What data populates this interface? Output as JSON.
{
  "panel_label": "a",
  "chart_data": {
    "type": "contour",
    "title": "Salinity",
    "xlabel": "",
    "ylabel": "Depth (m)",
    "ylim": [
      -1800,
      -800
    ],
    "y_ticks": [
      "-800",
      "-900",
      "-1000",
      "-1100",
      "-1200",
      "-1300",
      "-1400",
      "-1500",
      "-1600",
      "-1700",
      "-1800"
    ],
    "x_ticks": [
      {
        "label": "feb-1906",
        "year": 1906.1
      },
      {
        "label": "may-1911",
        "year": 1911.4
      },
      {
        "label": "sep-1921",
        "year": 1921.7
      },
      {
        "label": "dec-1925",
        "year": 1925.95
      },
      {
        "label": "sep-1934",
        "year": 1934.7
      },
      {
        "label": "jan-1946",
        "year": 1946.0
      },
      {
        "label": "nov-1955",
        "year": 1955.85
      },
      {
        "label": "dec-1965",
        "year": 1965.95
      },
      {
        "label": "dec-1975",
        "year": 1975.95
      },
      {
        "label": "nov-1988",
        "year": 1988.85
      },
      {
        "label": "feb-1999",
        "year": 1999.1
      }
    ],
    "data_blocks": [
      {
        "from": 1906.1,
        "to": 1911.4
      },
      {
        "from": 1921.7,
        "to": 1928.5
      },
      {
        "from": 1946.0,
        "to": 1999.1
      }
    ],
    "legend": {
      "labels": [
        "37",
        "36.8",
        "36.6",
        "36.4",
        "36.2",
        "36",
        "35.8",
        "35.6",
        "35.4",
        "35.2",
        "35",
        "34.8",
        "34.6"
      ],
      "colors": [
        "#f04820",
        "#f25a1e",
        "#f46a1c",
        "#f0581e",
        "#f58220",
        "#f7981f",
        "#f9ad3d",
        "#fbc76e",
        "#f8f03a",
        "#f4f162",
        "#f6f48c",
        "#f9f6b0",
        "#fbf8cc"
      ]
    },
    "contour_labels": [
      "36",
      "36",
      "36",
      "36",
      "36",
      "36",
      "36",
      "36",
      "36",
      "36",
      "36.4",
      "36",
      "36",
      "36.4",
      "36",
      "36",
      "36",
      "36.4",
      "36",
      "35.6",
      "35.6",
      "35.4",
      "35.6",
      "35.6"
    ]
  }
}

Job ->
Return only the number of lines in the preceding records that contain the string "year".

Final result ->
11